▶ _Exercises to complete_:
- 1) In the text on Jesus entering Jerusalem, where did Jesus go after he had looked around at everything in the temple?
- 2) For each statement below, say whether it agrees with the text on Jesus entering Jerusalem, and quote the words that decide it. (a) Some people spread leafy branches they had cut in the fields. (b) Jesus stayed the night in Jerusalem. (c) The collect asks that we also share in his resurrection.
===== Exercise text =====
Then they brought the colt to Jesus and threw their cloaks on it; and he sat on it. Many people spread their cloaks on the road, and others spread leafy branches that they had cut in the fields. Then those who went ahead and those who followed were shouting,

"Hosanna!
Blessed is the one who comes in the name of the Lord!
Blessed is the coming kingdom of our ancestor David!
Hosanna in the highest heaven!"

Then he entered Jerusalem and went into the temple; and when he had looked around at everything, as it was already late, he went out to Bethany with the twelve.

2richardbsmith
mrt 28, 2012, 7:31 am

Collect

Almighty and everliving God, in your tender love for the human race you sent your Son our Savior Jesus Christ to take upon him our nature, and to suffer death upon the cross, giving us the example of his great humility: Mercifully grant that we may walk in the way of his suffering, and also share in his resurrection; through Jesus Christ our Lord, who lives and reigns with you and the Holy Spirit, one God, for ever and ever. Amen.

3richardbsmith
mrt 28, 2012, 7:33 am

The collect offers an interesting prayer request, that we may by God's mercy walk in the way of suffering of Christ?

Do we really mean that?
And if so, what is it that we think to walk in the way of his suffering might mean?

4richardbsmith
mrt 28, 2012, 7:35 am

Mark's account of obtaining the donkeys for the procession always sound to me as if there had been a secret code set up previously, like in the spy movies and shows.
===== Exercise data =====
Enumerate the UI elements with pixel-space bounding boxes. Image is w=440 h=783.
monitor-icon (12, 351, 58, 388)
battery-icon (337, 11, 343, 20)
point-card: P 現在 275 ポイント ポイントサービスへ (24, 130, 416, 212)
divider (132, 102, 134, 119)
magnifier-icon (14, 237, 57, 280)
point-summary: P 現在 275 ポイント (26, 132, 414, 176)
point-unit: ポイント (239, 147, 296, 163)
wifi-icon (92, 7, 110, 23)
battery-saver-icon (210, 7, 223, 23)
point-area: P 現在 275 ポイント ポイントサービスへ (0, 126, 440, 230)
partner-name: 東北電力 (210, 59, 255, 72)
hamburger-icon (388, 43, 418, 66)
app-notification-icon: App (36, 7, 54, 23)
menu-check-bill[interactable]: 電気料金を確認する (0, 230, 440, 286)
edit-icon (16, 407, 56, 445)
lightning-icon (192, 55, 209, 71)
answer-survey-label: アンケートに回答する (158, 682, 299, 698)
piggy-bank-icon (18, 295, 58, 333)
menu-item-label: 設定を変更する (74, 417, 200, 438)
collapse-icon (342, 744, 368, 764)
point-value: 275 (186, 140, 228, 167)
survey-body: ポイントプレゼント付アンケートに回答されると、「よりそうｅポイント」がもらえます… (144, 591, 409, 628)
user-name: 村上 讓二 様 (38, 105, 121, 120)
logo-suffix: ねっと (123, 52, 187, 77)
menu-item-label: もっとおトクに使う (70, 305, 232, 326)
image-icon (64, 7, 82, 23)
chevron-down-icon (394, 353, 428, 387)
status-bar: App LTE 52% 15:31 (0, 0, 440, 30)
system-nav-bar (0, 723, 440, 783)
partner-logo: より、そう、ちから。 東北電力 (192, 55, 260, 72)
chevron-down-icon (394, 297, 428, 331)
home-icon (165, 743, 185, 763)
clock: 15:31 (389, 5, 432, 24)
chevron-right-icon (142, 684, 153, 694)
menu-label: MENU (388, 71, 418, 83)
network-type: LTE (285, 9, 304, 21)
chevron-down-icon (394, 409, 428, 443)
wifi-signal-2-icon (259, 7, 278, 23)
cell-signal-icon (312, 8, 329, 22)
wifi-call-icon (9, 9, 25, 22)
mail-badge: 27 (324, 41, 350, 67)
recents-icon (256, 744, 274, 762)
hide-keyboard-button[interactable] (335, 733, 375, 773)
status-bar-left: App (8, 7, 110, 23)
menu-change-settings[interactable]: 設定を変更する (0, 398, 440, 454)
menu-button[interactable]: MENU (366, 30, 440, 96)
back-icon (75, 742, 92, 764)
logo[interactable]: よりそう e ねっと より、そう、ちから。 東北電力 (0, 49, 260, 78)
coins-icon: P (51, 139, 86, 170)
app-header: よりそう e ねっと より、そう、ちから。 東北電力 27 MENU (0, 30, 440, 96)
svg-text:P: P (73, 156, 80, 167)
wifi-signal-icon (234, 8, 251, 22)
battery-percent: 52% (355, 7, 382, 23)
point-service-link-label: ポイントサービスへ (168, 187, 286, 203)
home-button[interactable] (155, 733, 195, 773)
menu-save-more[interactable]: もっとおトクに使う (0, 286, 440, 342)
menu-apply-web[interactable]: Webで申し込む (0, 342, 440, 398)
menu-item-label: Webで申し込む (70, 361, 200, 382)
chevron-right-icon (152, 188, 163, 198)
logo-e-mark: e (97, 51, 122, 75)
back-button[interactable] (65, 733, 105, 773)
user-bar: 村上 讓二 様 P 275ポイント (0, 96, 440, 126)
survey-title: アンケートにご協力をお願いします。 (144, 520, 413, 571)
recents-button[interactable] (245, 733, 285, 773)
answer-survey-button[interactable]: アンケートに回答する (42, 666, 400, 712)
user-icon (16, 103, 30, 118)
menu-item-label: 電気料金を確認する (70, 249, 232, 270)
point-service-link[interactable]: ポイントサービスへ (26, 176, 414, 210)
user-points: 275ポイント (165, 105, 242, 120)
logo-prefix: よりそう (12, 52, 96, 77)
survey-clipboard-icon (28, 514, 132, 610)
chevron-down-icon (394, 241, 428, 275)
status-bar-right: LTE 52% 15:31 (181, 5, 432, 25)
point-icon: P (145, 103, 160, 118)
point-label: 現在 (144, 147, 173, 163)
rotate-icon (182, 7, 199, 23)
=====
▶ _Responses for each task_:
- 1) He went out to Bethany with the twelve.

- 2)
(a) Yes: "others spread leafy branches that they had cut in the fields"
(b) No: "as it was already late, he went out to Bethany with the twelve"
(c) Yes: "and also share in his resurrection"